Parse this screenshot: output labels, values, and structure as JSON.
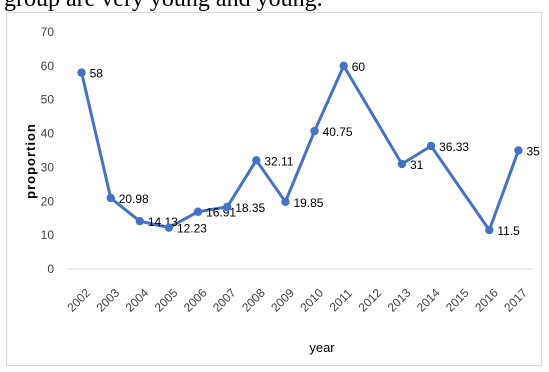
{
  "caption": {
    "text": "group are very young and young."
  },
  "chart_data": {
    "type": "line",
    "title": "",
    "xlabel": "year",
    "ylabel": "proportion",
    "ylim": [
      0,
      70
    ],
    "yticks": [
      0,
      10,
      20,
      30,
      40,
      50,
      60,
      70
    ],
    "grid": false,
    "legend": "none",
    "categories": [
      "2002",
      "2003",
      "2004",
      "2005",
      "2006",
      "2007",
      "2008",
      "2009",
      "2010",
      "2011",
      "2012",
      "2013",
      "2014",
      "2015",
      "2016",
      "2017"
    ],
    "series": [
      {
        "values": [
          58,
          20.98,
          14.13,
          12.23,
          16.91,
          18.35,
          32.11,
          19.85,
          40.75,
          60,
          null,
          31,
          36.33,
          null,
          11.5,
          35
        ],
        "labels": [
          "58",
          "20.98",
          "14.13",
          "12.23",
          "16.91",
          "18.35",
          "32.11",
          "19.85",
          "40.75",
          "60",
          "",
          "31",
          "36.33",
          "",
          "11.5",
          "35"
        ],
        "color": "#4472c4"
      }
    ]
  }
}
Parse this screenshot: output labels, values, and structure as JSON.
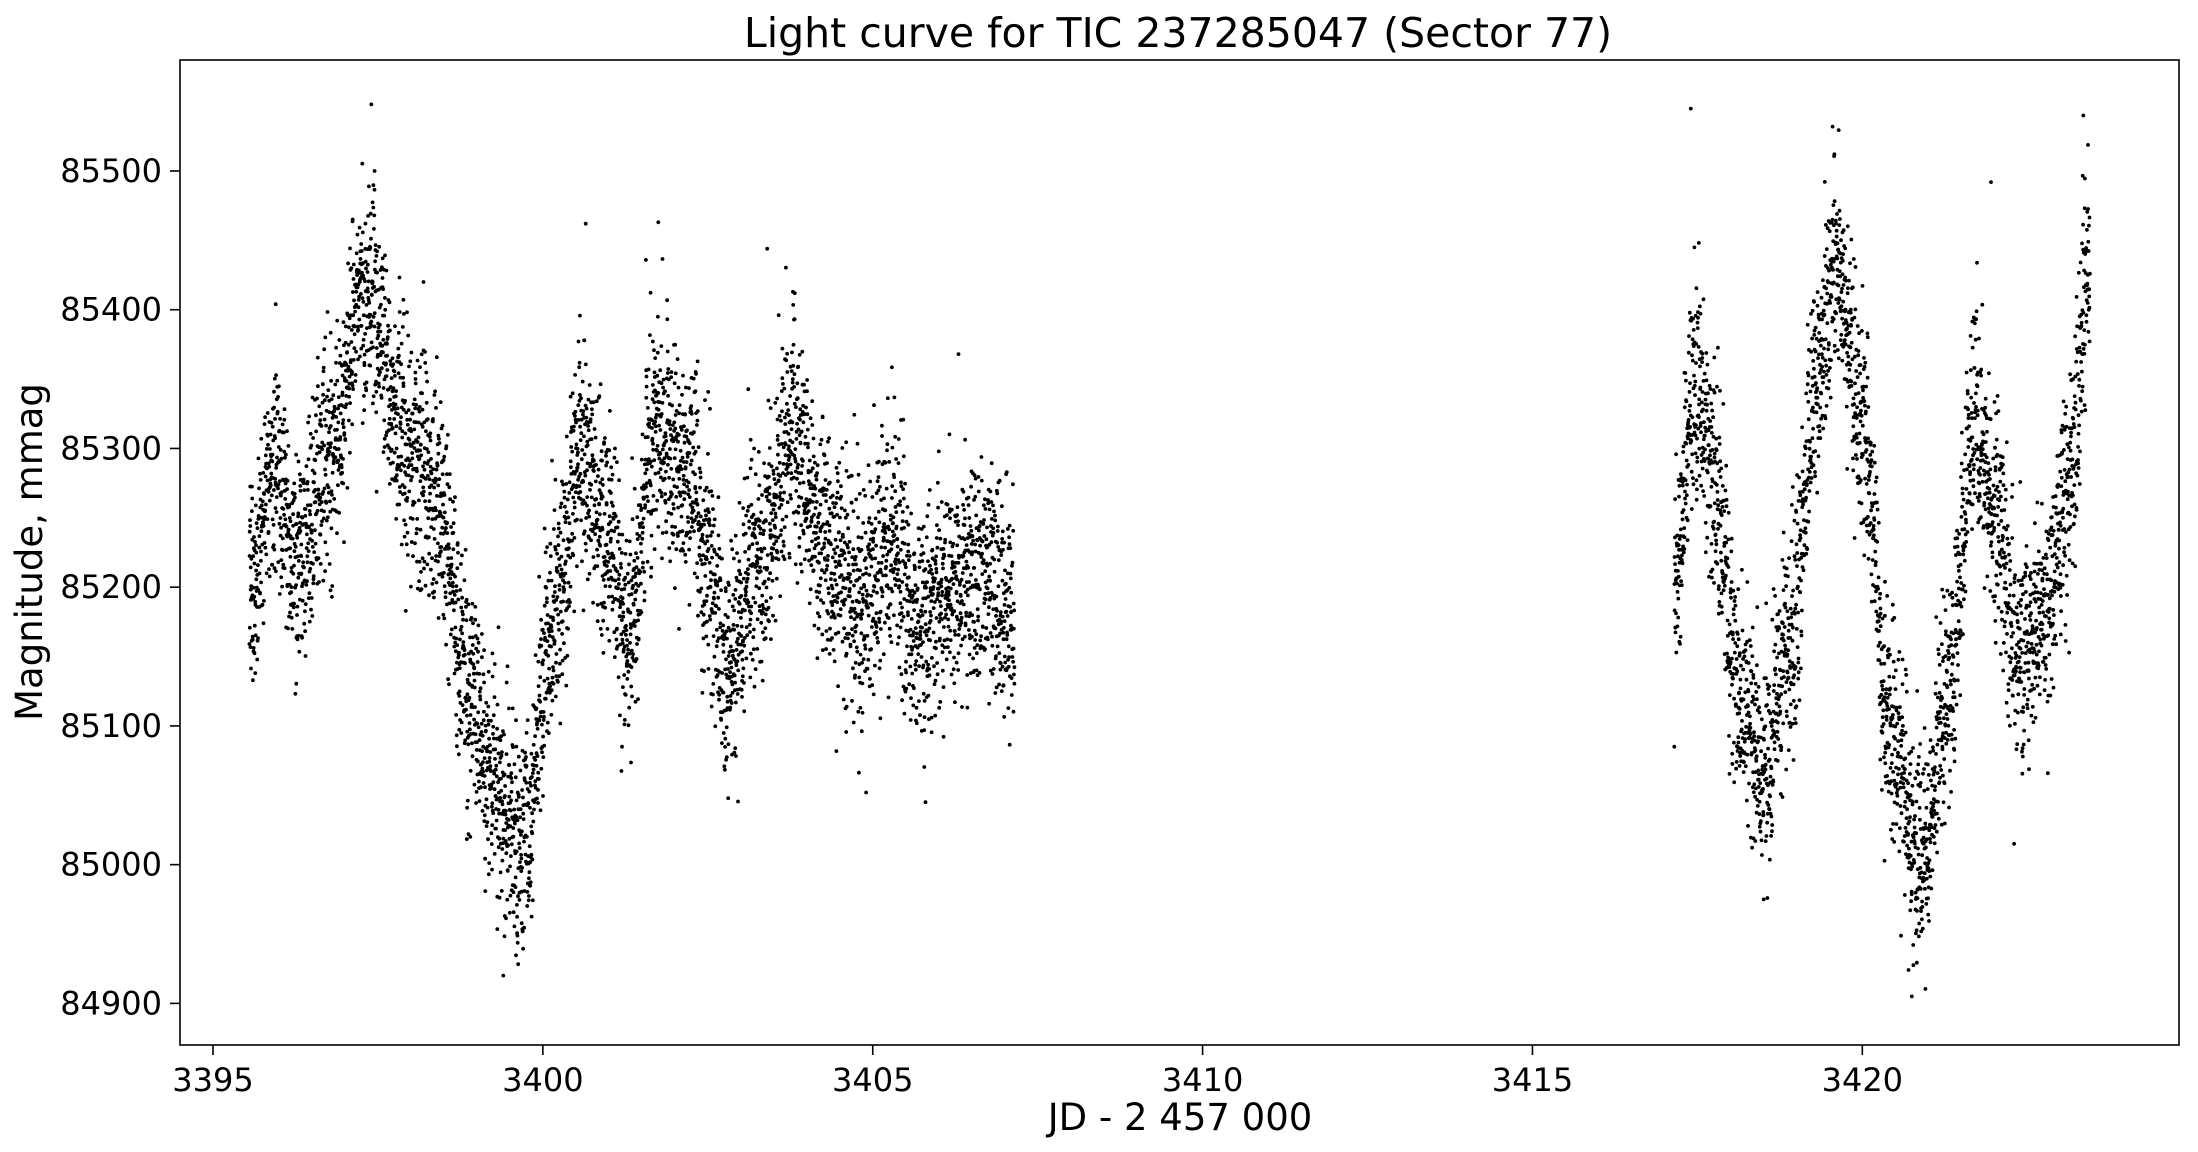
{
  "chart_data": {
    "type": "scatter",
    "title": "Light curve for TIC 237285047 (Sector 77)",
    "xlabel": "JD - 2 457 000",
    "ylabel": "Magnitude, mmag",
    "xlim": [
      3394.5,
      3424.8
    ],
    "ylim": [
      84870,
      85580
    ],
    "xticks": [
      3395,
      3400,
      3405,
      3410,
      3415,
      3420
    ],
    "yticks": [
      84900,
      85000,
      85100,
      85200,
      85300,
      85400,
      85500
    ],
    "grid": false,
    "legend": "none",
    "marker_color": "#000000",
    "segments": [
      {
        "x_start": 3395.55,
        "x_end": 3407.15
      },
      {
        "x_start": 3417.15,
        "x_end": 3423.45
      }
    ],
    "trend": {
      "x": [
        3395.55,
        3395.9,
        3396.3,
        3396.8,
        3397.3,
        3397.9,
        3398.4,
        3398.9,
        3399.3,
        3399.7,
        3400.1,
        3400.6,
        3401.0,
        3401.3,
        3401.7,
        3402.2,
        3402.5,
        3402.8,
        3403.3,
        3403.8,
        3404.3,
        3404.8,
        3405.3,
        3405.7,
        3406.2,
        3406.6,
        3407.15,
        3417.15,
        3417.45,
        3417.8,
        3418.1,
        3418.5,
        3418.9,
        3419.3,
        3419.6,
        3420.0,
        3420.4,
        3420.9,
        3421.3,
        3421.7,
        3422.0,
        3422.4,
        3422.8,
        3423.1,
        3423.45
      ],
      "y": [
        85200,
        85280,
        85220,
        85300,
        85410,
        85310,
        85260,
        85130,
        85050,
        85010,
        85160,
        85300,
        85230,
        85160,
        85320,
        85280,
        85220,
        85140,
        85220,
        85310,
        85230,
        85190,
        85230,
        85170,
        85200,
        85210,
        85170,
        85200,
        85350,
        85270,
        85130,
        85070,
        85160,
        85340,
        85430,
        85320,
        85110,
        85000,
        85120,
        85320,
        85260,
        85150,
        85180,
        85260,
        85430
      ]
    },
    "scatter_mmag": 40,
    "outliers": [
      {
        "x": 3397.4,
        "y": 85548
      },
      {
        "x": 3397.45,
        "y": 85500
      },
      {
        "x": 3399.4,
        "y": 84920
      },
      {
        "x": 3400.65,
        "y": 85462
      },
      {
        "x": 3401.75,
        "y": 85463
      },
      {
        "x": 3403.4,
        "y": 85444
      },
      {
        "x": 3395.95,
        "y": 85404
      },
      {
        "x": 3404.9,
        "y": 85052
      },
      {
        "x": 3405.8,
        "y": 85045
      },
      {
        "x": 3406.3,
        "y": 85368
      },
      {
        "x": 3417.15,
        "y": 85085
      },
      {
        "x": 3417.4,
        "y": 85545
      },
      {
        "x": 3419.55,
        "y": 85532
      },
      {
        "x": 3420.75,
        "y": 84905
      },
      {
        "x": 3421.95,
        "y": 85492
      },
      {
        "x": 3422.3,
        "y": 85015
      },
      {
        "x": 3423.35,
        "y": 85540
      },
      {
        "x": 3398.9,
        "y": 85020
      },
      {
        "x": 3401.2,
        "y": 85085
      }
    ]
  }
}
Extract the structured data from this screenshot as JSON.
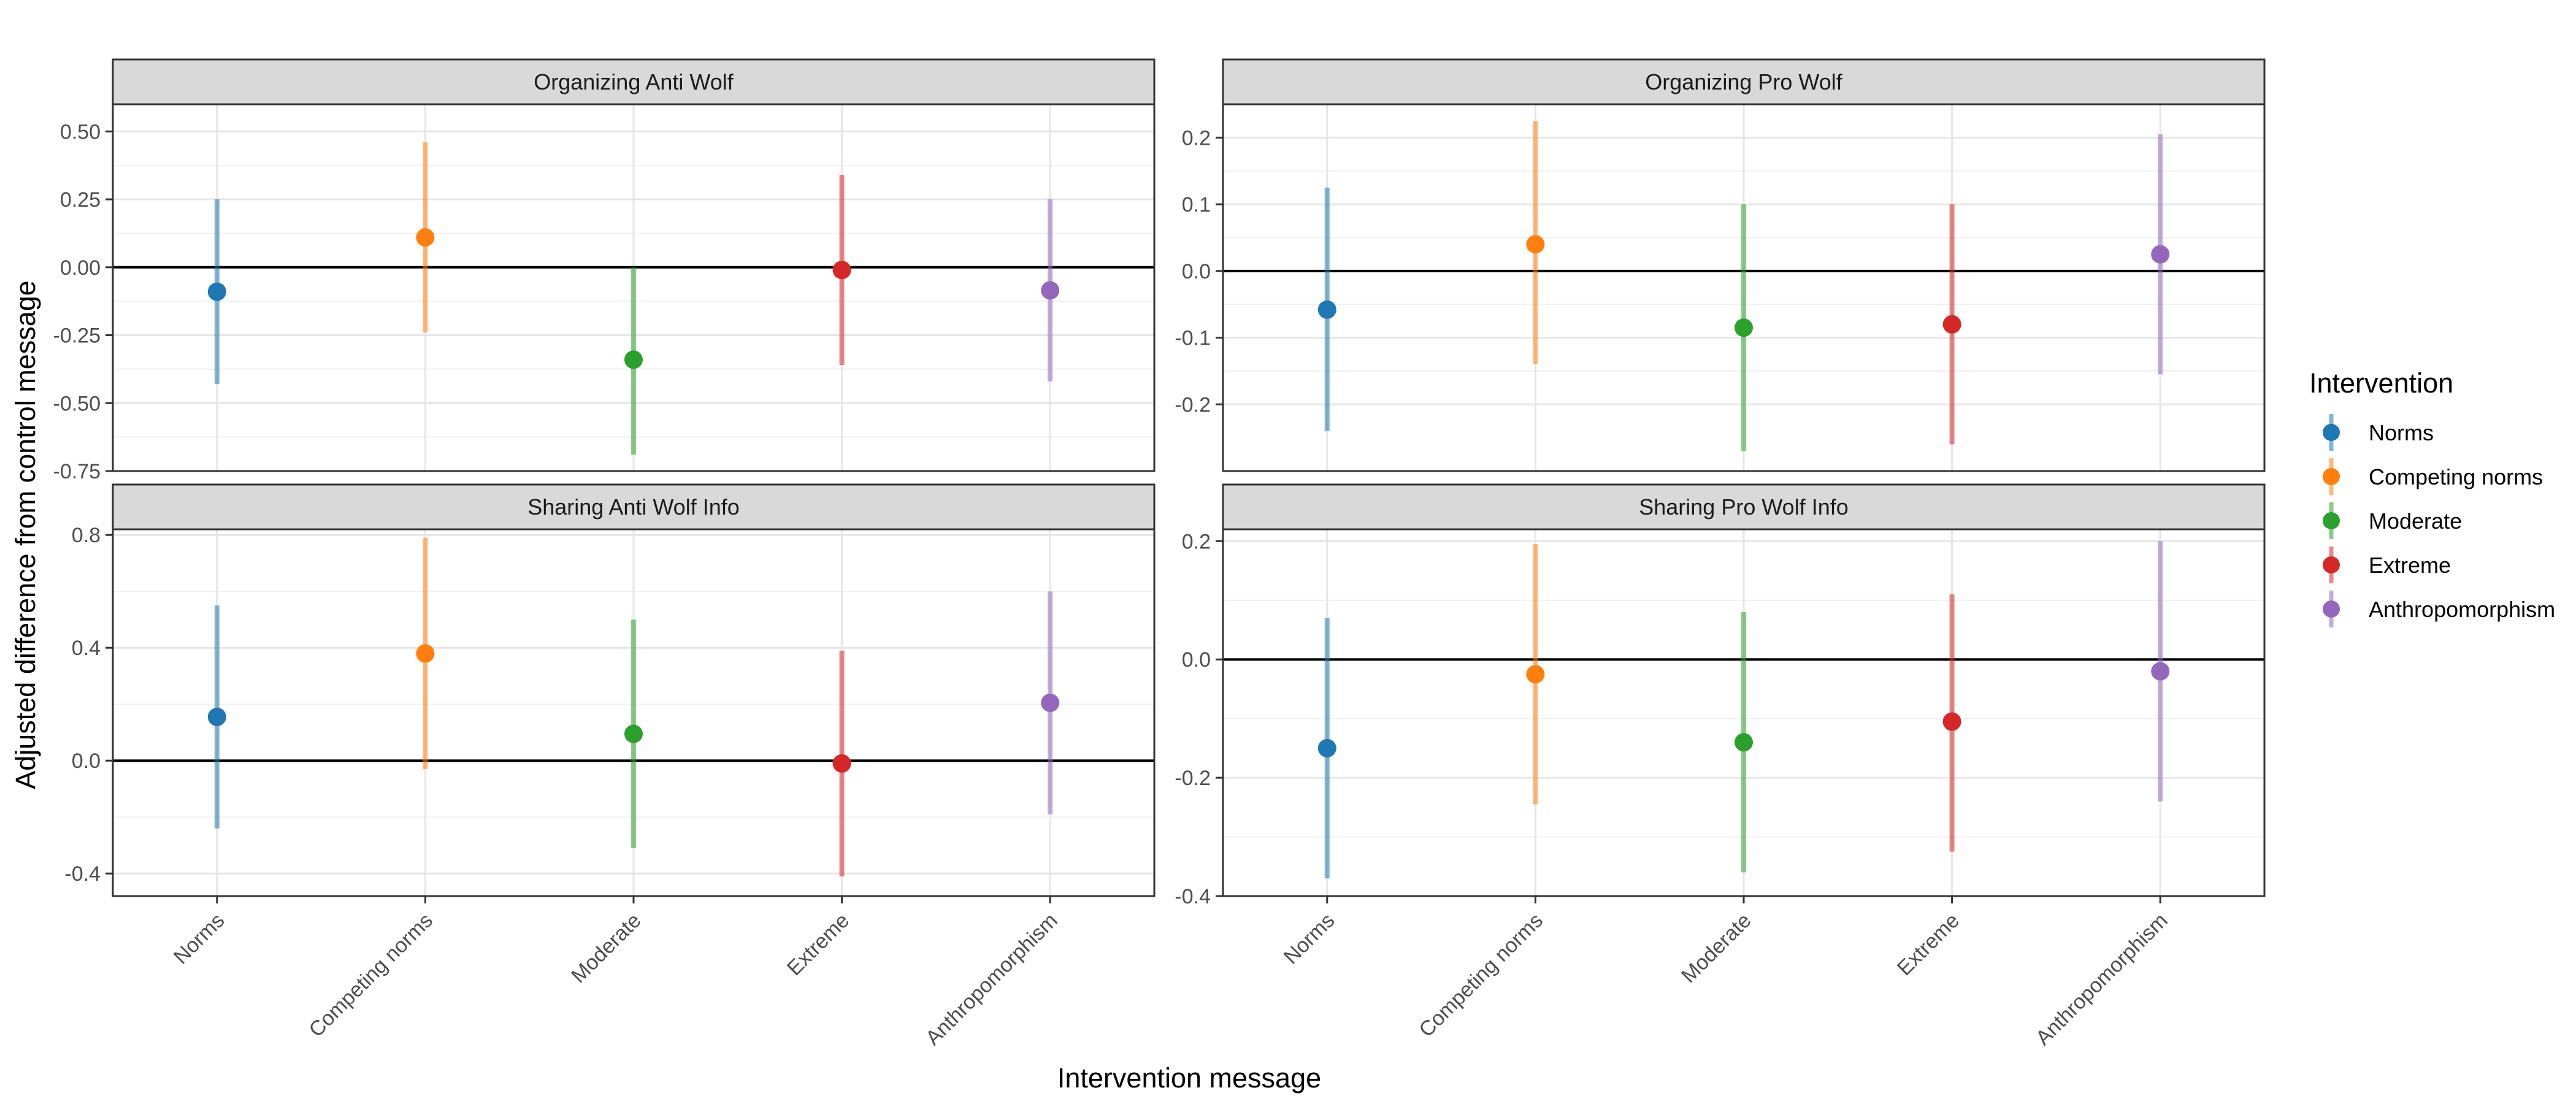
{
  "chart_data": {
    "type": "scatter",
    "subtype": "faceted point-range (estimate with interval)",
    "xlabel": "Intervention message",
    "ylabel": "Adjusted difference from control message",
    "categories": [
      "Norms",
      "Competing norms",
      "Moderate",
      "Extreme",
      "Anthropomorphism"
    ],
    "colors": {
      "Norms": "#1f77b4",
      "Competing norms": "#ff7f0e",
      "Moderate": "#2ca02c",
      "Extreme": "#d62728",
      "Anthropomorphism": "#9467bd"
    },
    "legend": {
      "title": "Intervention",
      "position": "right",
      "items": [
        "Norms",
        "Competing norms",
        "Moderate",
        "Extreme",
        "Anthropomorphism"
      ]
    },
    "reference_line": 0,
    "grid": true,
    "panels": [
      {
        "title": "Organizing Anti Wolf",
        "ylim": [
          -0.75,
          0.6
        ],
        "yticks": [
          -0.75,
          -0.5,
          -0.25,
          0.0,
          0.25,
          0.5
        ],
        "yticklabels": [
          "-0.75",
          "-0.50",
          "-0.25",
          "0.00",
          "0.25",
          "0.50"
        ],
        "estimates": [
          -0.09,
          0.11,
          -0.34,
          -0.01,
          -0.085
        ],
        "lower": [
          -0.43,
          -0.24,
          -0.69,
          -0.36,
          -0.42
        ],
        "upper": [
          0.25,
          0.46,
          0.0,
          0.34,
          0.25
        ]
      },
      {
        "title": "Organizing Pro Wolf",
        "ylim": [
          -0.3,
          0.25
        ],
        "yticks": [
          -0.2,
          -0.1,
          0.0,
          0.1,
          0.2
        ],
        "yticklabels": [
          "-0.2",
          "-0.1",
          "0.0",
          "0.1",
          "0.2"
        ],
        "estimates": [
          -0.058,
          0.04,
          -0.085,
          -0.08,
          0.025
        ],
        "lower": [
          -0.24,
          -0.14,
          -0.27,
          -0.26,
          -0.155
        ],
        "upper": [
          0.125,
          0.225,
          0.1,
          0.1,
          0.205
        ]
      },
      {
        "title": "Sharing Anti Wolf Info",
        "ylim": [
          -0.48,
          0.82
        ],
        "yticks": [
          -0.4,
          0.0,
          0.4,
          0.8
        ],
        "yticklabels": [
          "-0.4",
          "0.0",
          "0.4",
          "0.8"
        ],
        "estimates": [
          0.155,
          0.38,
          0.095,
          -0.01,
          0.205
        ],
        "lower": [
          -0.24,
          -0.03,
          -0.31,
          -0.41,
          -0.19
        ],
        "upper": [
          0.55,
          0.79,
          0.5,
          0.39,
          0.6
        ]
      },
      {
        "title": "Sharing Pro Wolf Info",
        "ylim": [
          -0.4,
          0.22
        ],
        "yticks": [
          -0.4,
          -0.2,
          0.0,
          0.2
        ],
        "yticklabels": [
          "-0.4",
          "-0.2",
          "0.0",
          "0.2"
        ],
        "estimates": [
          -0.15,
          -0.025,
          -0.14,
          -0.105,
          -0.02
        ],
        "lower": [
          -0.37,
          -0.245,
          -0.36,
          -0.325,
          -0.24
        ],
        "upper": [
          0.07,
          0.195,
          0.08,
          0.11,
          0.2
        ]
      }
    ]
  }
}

•••

- _Exercise aim_
Count the lines of the data that contain the string "Moderate", and reply with that number alone.

- _Response for this exercise_
3